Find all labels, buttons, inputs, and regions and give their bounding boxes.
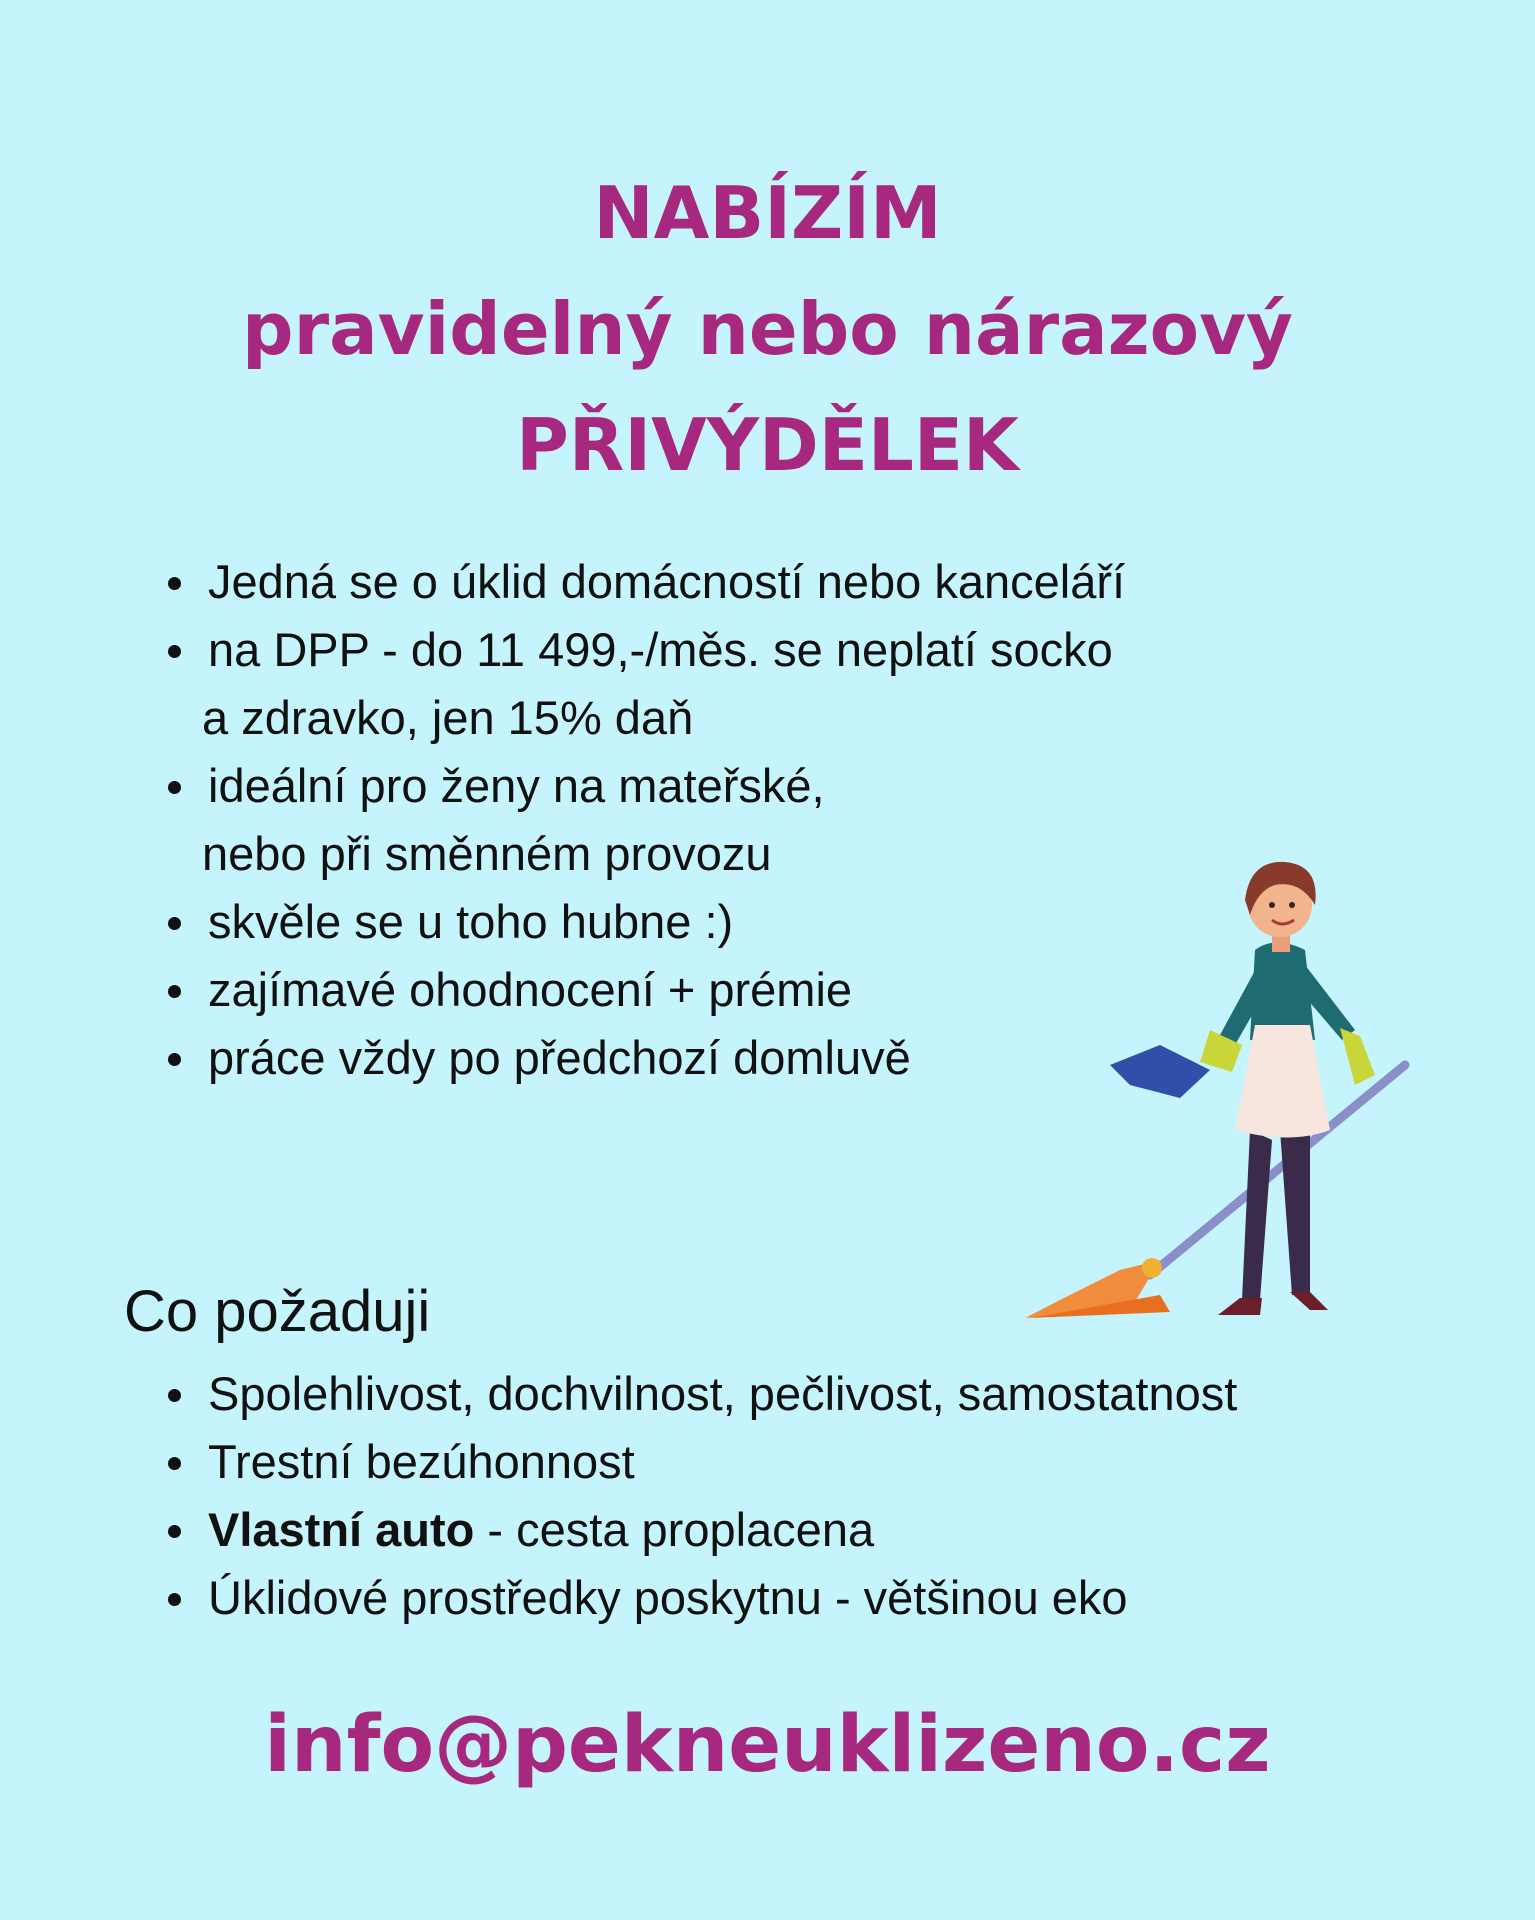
requirement-text: Spolehlivost, dochvilnost, pečlivost, samostatnost [208,1367,1238,1420]
requirements-list [160,1360,1237,1632]
offer-item-text: na DPP - do 11 499,-/měs. se neplatí socko [208,623,1113,676]
headline [0,155,1535,503]
contact-email[interactable]: info@pekneuklizeno.cz [264,1700,1271,1790]
requirement-text: Úklidové prostředky poskytnu - většinou eko [208,1571,1128,1624]
requirement-text: Trestní bezúhonnost [208,1435,635,1488]
offer-item-text: práce vždy po předchozí domluvě [208,1031,911,1084]
requirement-bold-text: Vlastní auto [208,1503,475,1556]
requirement-item [160,1564,1237,1632]
headline-line-1: NABÍZÍM [593,171,942,255]
offer-item [160,616,1125,752]
requirement-item [160,1496,1237,1564]
headline-line-3: PŘIVÝDĚLEK [516,403,1019,487]
offer-item [160,956,1125,1024]
offer-item-text: ideální pro ženy na mateřské, [208,759,825,812]
offer-item [160,1024,1125,1092]
offer-item-text: Jedná se o úklid domácností nebo kanceláří [208,555,1126,608]
offer-item [160,752,1125,888]
requirements-title: Co požaduji [124,1279,431,1344]
offer-item-continuation: nebo při směnném provozu [202,827,772,880]
offer-item-text: zajímavé ohodnocení + prémie [208,963,853,1016]
requirement-item [160,1428,1237,1496]
offer-list [160,548,1125,1092]
cleaning-woman-with-mop-icon [1010,840,1430,1330]
requirement-text: - cesta proplacena [474,1503,875,1556]
offer-item-continuation: a zdravko, jen 15% daň [202,691,694,744]
offer-item [160,888,1125,956]
offer-item-text: skvěle se u toho hubne :) [208,895,734,948]
requirement-item [160,1360,1237,1428]
headline-line-2: pravidelný nebo nárazový [242,287,1293,371]
offer-item [160,548,1125,616]
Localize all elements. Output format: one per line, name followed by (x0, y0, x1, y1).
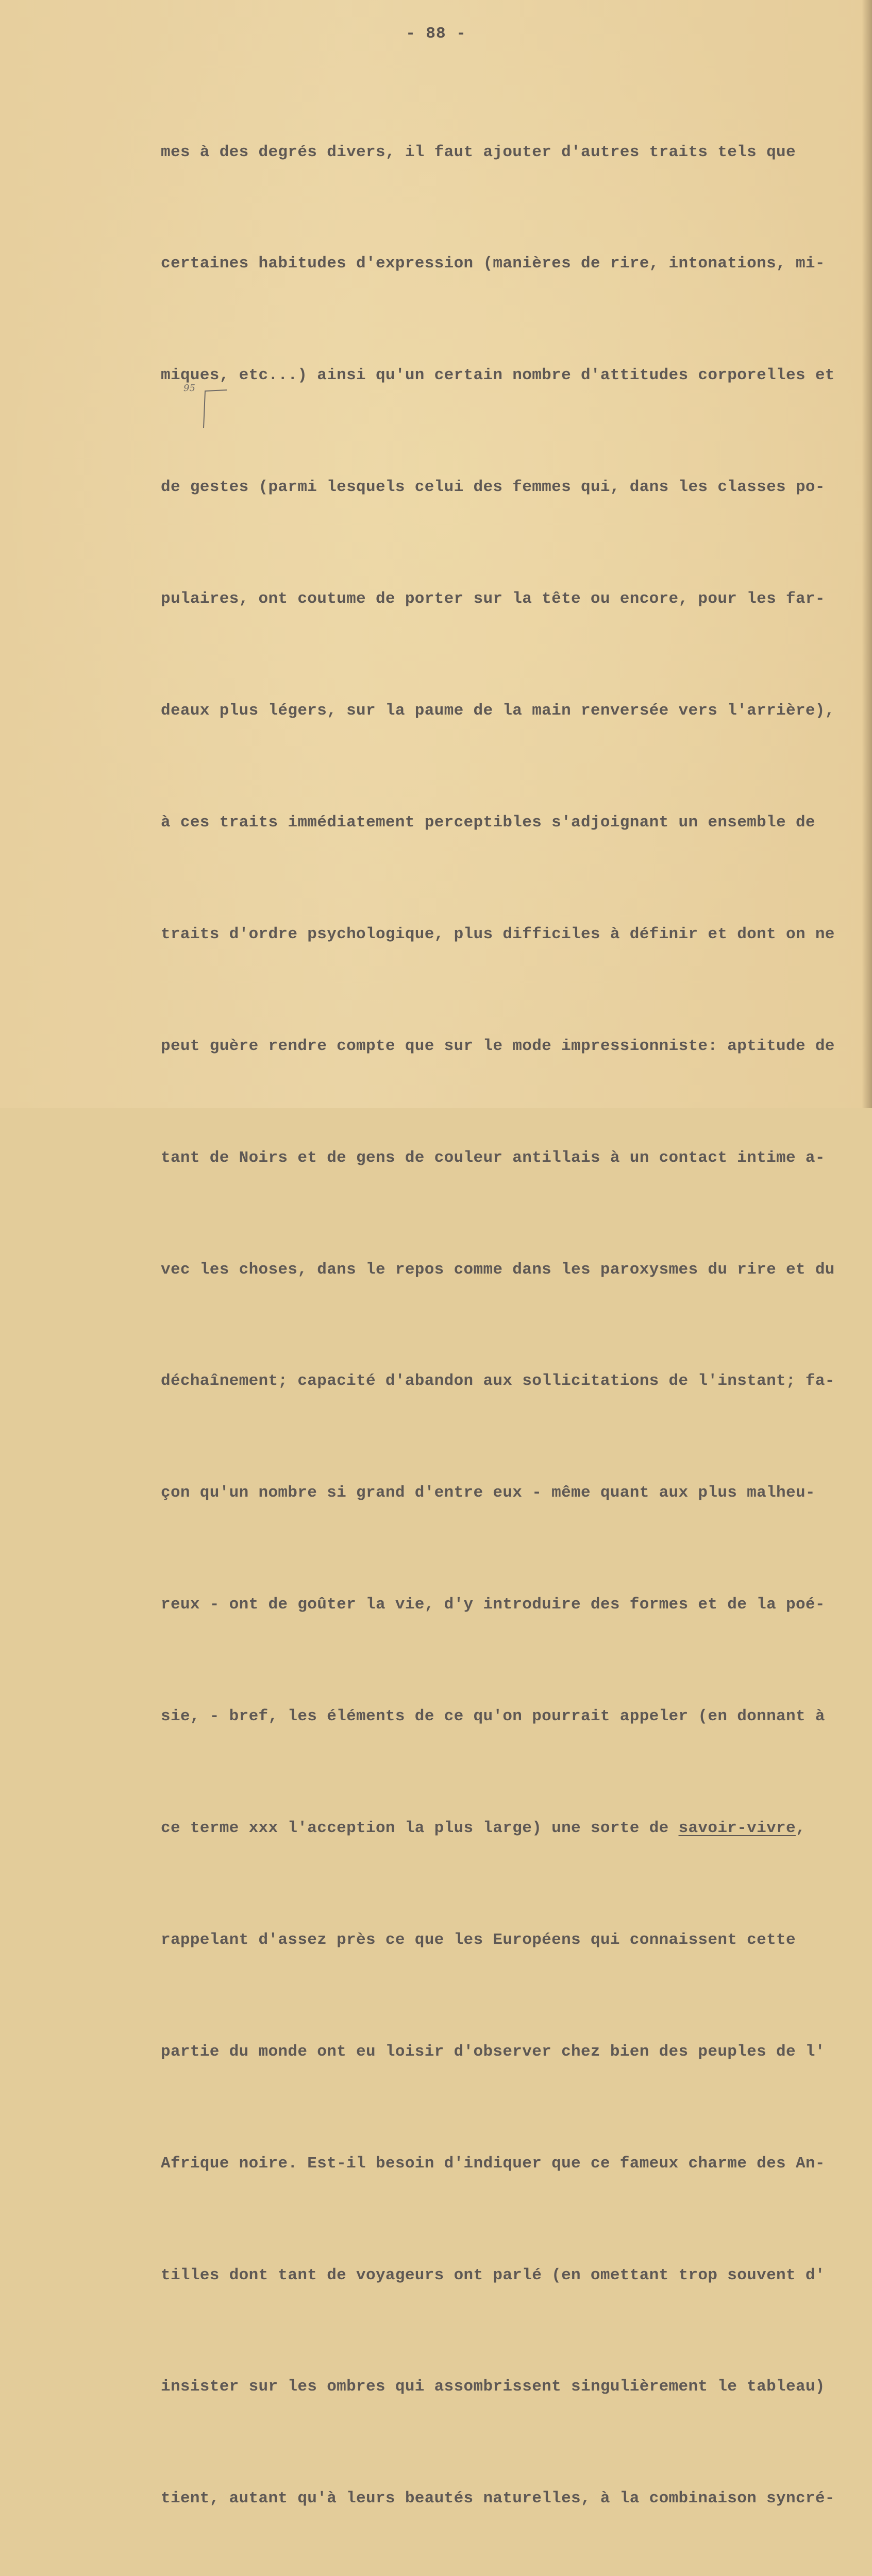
text-line: reux - ont de goûter la vie, d'y introduire des formes et de la poé- (161, 1596, 825, 1614)
text-line: pulaires, ont coutume de porter sur la tête ou encore, pour les far- (161, 590, 825, 608)
page-edge-shadow (862, 0, 872, 1108)
text-line: traits d'ordre psychologique, plus difficiles à définir et dont on ne (161, 925, 835, 943)
text-line: peut guère rendre compte que sur le mode impressionniste: aptitude de (161, 1037, 835, 1055)
margin-note: 95 (183, 383, 195, 394)
text-line: de gestes (parmi lesquels celui des femmes qui, dans les classes po- (161, 478, 825, 497)
text-line: Afrique noire. Est-il besoin d'indiquer que ce fameux charme des An- (161, 2154, 825, 2173)
text-line: tilles dont tant de voyageurs ont parlé (en omettant trop souvent d' (161, 2266, 825, 2284)
text-line-start: ce terme xxx l'acception la plus large) une sorte de (161, 1819, 679, 1837)
text-line: mes à des degrés divers, il faut ajouter d'autres traits tels que (161, 143, 796, 161)
underlined-suffix: , (795, 1819, 806, 1837)
text-line: à ces traits immédiatement perceptibles s'adjoignant un ensemble de (161, 813, 815, 832)
underlined-phrase: savoir-vivre (678, 1819, 796, 1837)
text-line: insister sur les ombres qui assombrissent singulièrement le tableau) (161, 2378, 825, 2396)
text-line: certaines habitudes d'expression (manières de rire, intonations, mi- (161, 255, 825, 273)
text-line: rappelant d'assez près ce que les Européens qui connaissent cette (161, 1930, 796, 1949)
text-line: déchaînement; capacité d'abandon aux sollicitations de l'instant; fa- (161, 1372, 835, 1391)
text-line-with-underline (161, 1810, 862, 1847)
text-line: vec les choses, dans le repos comme dans les paroxysmes du rire et du (161, 1260, 835, 1279)
page-number: - 88 - (406, 25, 466, 43)
text-line: partie du monde ont eu loisir d'observer chez bien des peuples de l' (161, 2042, 825, 2061)
text-line: tient, autant qu'à leurs beautés naturelles, à la combinaison syncré- (161, 2489, 835, 2508)
text-line: tant de Noirs et de gens de couleur antillais à un contact intime a- (161, 1148, 825, 1167)
typescript-body (161, 59, 862, 2576)
text-line: deaux plus légers, sur la paume de la main renversée vers l'arrière), (161, 702, 835, 720)
text-line: miques, etc...) ainsi qu'un certain nombre d'attitudes corporelles et (161, 366, 835, 385)
text-line: sie, - bref, les éléments de ce qu'on pourrait appeler (en donnant à (161, 1707, 825, 1726)
text-line: çon qu'un nombre si grand d'entre eux - même quant aux plus malheu- (161, 1484, 815, 1502)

**Task to complete:**
Extract everything from the start of the entries down to the line containing "Localize all elements.", both ends included, and leave the pictures out of your answer.

**Written response:**
Find all labels, buttons, inputs, and regions and give their bounding boxes.
requirement-text: Spolehlivost, dochvilnost, pečlivost, samostatnost [208,1367,1238,1420]
requirements-list [160,1360,1237,1632]
offer-item-text: na DPP - do 11 499,-/měs. se neplatí socko [208,623,1113,676]
headline [0,155,1535,503]
contact-email[interactable]: info@pekneuklizeno.cz [264,1700,1271,1790]
requirement-text: Úklidové prostředky poskytnu - většinou eko [208,1571,1128,1624]
requirement-text: Trestní bezúhonnost [208,1435,635,1488]
offer-item-text: práce vždy po předchozí domluvě [208,1031,911,1084]
requirement-bold-text: Vlastní auto [208,1503,475,1556]
requirement-item [160,1564,1237,1632]
headline-line-1: NABÍZÍM [593,171,942,255]
offer-item [160,616,1125,752]
requirement-item [160,1496,1237,1564]
headline-line-3: PŘIVÝDĚLEK [516,403,1019,487]
offer-item [160,956,1125,1024]
offer-item-text: ideální pro ženy na mateřské, [208,759,825,812]
offer-item [160,1024,1125,1092]
offer-item-text: Jedná se o úklid domácností nebo kanceláří [208,555,1126,608]
offer-item [160,752,1125,888]
requirements-title: Co požaduji [124,1279,431,1344]
offer-item-continuation: nebo při směnném provozu [202,827,772,880]
offer-item-text: zajímavé ohodnocení + prémie [208,963,853,1016]
requirement-item [160,1428,1237,1496]
offer-list [160,548,1125,1092]
cleaning-woman-with-mop-icon [1010,840,1430,1330]
requirement-text: - cesta proplacena [474,1503,875,1556]
offer-item-continuation: a zdravko, jen 15% daň [202,691,694,744]
offer-item [160,888,1125,956]
offer-item-text: skvěle se u toho hubne :) [208,895,734,948]
requirement-item [160,1360,1237,1428]
headline-line-2: pravidelný nebo nárazový [242,287,1293,371]
offer-item [160,548,1125,616]
Localize all elements. Output format: one per line, name followed by (x0, y0, x1, y1).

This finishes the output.